## [Data for this task]
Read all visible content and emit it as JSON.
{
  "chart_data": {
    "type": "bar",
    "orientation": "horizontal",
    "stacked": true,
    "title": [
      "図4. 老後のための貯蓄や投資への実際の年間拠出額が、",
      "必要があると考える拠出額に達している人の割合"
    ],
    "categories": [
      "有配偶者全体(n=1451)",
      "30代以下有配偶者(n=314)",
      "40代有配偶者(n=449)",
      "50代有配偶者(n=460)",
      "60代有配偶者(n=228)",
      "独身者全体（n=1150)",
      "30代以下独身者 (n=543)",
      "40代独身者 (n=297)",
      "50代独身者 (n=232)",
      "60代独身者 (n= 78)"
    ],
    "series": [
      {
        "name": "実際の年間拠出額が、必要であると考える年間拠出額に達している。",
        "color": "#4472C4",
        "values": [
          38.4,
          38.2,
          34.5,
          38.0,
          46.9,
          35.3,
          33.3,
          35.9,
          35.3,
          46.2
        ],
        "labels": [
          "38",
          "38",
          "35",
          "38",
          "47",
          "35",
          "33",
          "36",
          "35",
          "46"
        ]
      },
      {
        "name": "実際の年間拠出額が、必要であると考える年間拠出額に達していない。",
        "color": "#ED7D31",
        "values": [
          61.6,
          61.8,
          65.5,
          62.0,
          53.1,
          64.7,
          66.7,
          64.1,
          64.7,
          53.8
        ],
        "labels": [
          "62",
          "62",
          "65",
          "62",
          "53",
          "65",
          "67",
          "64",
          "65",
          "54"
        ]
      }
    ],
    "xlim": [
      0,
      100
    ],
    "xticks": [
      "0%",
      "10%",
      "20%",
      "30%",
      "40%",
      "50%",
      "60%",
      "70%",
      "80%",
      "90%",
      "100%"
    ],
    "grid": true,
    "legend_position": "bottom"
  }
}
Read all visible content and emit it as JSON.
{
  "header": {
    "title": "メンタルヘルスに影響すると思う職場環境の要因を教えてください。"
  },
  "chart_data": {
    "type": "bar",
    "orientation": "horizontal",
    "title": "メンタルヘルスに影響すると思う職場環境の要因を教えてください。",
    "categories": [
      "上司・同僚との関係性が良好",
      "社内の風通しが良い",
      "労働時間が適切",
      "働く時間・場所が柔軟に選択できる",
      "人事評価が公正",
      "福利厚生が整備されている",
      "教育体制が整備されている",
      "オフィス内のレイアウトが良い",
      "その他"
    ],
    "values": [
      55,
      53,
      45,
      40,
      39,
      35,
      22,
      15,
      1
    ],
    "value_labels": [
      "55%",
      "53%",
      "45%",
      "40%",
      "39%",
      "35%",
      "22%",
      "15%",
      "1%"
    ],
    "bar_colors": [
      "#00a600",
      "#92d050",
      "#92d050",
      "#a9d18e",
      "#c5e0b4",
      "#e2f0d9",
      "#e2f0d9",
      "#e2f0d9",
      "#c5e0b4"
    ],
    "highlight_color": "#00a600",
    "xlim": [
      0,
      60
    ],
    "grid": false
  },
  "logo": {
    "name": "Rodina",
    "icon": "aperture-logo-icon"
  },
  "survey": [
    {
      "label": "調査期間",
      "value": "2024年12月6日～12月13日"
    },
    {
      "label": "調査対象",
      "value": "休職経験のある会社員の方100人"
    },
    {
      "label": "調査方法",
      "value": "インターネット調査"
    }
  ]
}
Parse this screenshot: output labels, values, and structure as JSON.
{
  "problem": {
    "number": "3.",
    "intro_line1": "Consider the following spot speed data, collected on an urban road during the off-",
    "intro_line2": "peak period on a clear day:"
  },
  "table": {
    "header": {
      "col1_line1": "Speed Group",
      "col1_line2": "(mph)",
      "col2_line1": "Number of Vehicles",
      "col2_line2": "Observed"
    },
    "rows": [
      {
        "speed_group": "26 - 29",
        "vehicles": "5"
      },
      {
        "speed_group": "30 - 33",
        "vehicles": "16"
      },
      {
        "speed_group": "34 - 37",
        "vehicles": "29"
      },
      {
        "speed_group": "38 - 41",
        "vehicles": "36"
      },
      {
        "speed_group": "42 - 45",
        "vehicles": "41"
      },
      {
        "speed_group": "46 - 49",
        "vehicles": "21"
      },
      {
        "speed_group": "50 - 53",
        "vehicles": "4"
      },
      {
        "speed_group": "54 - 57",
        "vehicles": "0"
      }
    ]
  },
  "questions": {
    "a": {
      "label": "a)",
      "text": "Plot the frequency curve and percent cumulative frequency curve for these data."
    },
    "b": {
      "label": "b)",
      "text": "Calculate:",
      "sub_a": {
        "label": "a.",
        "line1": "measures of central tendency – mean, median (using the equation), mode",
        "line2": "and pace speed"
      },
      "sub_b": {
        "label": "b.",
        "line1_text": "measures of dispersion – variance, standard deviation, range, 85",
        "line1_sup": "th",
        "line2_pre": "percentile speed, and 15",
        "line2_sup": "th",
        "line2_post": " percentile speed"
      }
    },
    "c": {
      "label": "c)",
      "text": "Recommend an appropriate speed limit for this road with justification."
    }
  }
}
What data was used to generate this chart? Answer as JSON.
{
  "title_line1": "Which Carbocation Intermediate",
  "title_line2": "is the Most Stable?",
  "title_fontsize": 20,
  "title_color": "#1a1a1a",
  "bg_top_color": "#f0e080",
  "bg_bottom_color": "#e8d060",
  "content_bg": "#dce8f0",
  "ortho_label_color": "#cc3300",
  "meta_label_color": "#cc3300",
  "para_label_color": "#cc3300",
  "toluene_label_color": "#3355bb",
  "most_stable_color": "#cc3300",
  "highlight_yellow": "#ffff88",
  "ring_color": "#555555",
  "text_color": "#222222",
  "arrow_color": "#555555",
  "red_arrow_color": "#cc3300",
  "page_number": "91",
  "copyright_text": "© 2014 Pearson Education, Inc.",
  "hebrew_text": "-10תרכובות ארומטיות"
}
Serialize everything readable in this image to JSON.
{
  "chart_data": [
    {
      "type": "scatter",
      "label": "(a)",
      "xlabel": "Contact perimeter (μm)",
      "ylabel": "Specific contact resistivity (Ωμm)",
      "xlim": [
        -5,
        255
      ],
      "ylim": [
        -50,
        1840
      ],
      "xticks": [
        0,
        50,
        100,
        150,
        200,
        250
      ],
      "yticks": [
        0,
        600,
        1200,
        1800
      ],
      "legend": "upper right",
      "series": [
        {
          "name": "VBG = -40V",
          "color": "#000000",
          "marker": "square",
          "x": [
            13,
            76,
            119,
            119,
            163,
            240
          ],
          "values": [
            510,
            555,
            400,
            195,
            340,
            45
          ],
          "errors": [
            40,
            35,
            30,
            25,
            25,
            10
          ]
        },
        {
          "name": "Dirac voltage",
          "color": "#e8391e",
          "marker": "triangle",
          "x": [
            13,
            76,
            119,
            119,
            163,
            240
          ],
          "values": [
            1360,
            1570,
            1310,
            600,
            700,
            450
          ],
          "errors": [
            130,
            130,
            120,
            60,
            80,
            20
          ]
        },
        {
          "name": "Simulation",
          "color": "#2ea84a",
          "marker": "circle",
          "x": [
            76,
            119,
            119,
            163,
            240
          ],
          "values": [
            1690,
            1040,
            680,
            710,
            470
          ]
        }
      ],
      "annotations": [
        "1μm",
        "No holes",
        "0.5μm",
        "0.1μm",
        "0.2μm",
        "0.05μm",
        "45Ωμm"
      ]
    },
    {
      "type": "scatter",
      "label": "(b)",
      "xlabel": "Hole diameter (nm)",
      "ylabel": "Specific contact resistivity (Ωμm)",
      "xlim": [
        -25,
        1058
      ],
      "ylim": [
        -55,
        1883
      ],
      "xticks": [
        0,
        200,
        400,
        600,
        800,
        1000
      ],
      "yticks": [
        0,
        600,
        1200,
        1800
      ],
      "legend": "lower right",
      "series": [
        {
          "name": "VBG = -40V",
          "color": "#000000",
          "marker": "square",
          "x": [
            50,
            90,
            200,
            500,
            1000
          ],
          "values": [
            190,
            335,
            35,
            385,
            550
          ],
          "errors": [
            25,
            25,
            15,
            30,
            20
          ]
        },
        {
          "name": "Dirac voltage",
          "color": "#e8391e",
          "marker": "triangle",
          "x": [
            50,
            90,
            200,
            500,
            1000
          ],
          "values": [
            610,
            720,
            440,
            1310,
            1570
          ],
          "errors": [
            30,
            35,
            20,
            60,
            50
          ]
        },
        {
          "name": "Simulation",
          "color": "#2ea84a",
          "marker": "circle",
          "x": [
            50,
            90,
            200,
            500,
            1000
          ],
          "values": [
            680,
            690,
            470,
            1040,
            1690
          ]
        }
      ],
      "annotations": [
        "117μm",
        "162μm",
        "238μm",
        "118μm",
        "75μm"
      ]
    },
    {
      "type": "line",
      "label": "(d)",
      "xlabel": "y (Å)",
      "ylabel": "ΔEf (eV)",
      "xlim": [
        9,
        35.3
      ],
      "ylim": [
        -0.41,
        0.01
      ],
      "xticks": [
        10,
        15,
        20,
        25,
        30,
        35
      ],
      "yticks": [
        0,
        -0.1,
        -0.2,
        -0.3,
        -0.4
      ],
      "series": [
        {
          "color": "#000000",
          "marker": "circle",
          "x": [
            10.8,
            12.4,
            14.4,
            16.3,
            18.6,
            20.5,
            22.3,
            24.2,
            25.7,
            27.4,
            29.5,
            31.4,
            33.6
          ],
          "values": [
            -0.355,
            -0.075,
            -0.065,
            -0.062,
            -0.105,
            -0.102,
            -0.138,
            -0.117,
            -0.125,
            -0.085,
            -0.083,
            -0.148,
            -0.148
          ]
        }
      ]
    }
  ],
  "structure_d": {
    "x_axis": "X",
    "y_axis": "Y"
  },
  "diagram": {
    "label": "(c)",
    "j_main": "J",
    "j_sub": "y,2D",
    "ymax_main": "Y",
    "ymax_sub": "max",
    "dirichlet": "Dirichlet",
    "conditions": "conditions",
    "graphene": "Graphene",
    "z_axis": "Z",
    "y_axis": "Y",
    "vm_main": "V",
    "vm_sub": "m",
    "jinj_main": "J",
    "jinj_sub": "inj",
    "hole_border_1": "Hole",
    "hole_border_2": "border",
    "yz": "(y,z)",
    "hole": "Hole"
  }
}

## [What the task requires]
Extract every line containing the string "percentile" from the material.

## [Solution]
        "line2_pre": "percentile speed, and 15",
        "line2_post": " percentile speed"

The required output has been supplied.